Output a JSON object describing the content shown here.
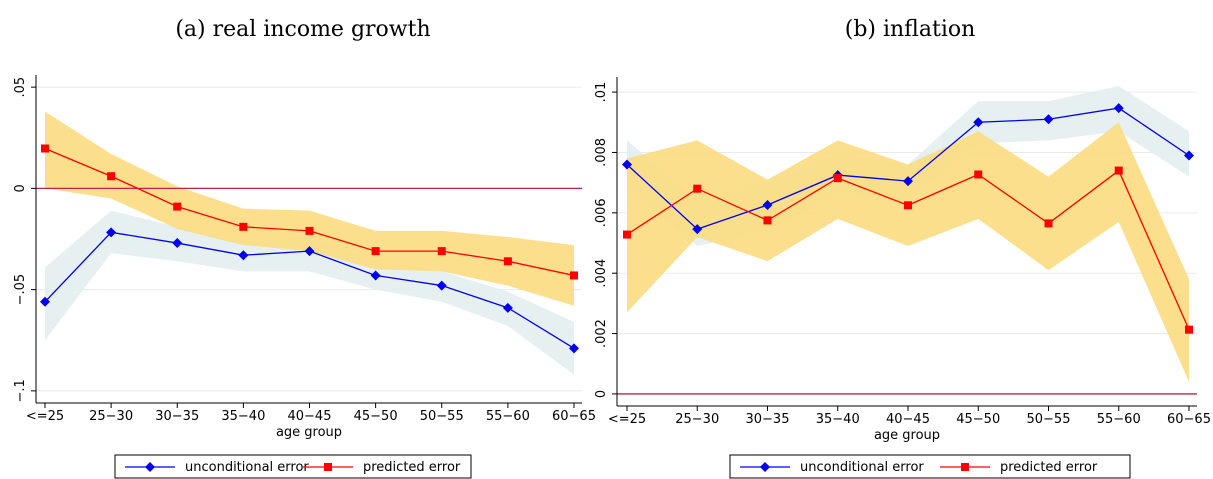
{
  "chart_data": [
    {
      "type": "line",
      "title": "(a) real income growth",
      "xlabel": "age group",
      "categories": [
        "<=25",
        "25−30",
        "30−35",
        "35−40",
        "40−45",
        "45−50",
        "50−55",
        "55−60",
        "60−65"
      ],
      "ylim": [
        -0.106,
        0.056
      ],
      "yticks": [
        {
          "value": -0.1,
          "label": "−.1"
        },
        {
          "value": -0.05,
          "label": "−.05"
        },
        0,
        {
          "value": 0.05,
          "label": ".05"
        }
      ],
      "hline": 0,
      "hline_color": "#c0234a",
      "grid": true,
      "series": [
        {
          "name": "unconditional error",
          "color": "#0000ee",
          "marker": "diamond",
          "band_color": "#e3eef0",
          "values": [
            -0.056,
            -0.0217,
            -0.027,
            -0.033,
            -0.031,
            -0.043,
            -0.048,
            -0.059,
            -0.079
          ],
          "upper": [
            -0.039,
            -0.011,
            -0.019,
            -0.026,
            -0.024,
            -0.036,
            -0.041,
            -0.051,
            -0.066
          ],
          "lower": [
            -0.075,
            -0.032,
            -0.036,
            -0.041,
            -0.041,
            -0.05,
            -0.056,
            -0.068,
            -0.092
          ]
        },
        {
          "name": "predicted error",
          "color": "#ff0000",
          "marker": "square",
          "band_color": "#fbdc80",
          "values": [
            0.0197,
            0.006,
            -0.009,
            -0.019,
            -0.021,
            -0.031,
            -0.031,
            -0.036,
            -0.043
          ],
          "upper": [
            0.038,
            0.017,
            0.001,
            -0.01,
            -0.011,
            -0.021,
            -0.021,
            -0.024,
            -0.028
          ],
          "lower": [
            0.0,
            -0.005,
            -0.02,
            -0.028,
            -0.031,
            -0.04,
            -0.041,
            -0.048,
            -0.058
          ]
        }
      ]
    },
    {
      "type": "line",
      "title": "(b) inflation",
      "xlabel": "age group",
      "categories": [
        "<=25",
        "25−30",
        "30−35",
        "35−40",
        "40−45",
        "45−50",
        "50−55",
        "55−60",
        "60−65"
      ],
      "ylim": [
        -0.0004,
        0.0105
      ],
      "yticks": [
        0,
        {
          "value": 0.002,
          "label": ".002"
        },
        {
          "value": 0.004,
          "label": ".004"
        },
        {
          "value": 0.006,
          "label": ".006"
        },
        {
          "value": 0.008,
          "label": ".008"
        },
        {
          "value": 0.01,
          "label": ".01"
        }
      ],
      "hline": 0,
      "hline_color": "#c0234a",
      "grid": true,
      "series": [
        {
          "name": "unconditional error",
          "color": "#0000ee",
          "marker": "diamond",
          "band_color": "#e3eef0",
          "values": [
            0.0076,
            0.00546,
            0.00626,
            0.00725,
            0.00705,
            0.009,
            0.0091,
            0.00947,
            0.0079
          ],
          "upper": [
            0.0084,
            0.0064,
            0.0071,
            0.0079,
            0.0076,
            0.0097,
            0.0097,
            0.0102,
            0.0087
          ],
          "lower": [
            0.0068,
            0.0049,
            0.0054,
            0.0066,
            0.0064,
            0.0083,
            0.0084,
            0.0087,
            0.0072
          ]
        },
        {
          "name": "predicted error",
          "color": "#ff0000",
          "marker": "square",
          "band_color": "#fbdc80",
          "values": [
            0.00528,
            0.0068,
            0.00575,
            0.00715,
            0.00625,
            0.00727,
            0.00565,
            0.0074,
            0.00213
          ],
          "upper": [
            0.0078,
            0.0084,
            0.0071,
            0.0084,
            0.0076,
            0.0087,
            0.0072,
            0.009,
            0.0038
          ],
          "lower": [
            0.0027,
            0.0052,
            0.0044,
            0.0058,
            0.0049,
            0.0058,
            0.0041,
            0.0057,
            0.0004
          ]
        }
      ]
    }
  ]
}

■ ■ ■

- _THE REQUEST_
Scan the records above for the string "title", then report every line that contains it.

- _EXERCISE RESPONSE_
      "title": "(a) real income growth",
      "title": "(b) inflation",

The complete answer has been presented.